____ RECORDS FOR THIS EXERCISE

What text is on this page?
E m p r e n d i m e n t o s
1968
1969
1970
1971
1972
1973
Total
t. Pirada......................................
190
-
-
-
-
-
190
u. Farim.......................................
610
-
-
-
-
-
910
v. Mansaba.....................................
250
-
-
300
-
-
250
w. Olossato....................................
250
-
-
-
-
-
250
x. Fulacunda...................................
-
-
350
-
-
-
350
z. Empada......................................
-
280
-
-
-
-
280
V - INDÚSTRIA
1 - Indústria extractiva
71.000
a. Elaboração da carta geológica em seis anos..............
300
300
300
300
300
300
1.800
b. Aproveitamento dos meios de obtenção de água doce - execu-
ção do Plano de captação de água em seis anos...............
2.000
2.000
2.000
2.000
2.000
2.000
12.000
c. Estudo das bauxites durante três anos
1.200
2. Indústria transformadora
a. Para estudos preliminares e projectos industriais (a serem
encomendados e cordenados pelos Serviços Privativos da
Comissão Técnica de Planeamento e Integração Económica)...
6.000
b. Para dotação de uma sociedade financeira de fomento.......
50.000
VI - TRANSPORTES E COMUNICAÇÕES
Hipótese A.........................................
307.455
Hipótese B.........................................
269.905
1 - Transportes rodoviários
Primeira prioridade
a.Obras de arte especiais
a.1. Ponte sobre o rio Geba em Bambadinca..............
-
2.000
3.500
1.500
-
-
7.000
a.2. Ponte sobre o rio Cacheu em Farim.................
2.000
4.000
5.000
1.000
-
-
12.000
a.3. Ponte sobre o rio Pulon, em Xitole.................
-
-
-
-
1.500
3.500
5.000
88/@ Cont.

________

= DIRECTION =
Copy out the lines in which the string "seis" appears.

= EXERCISE SOLUTION =
a. Elaboração da carta geológica em seis anos..............
ção do Plano de captação de água em seis anos...............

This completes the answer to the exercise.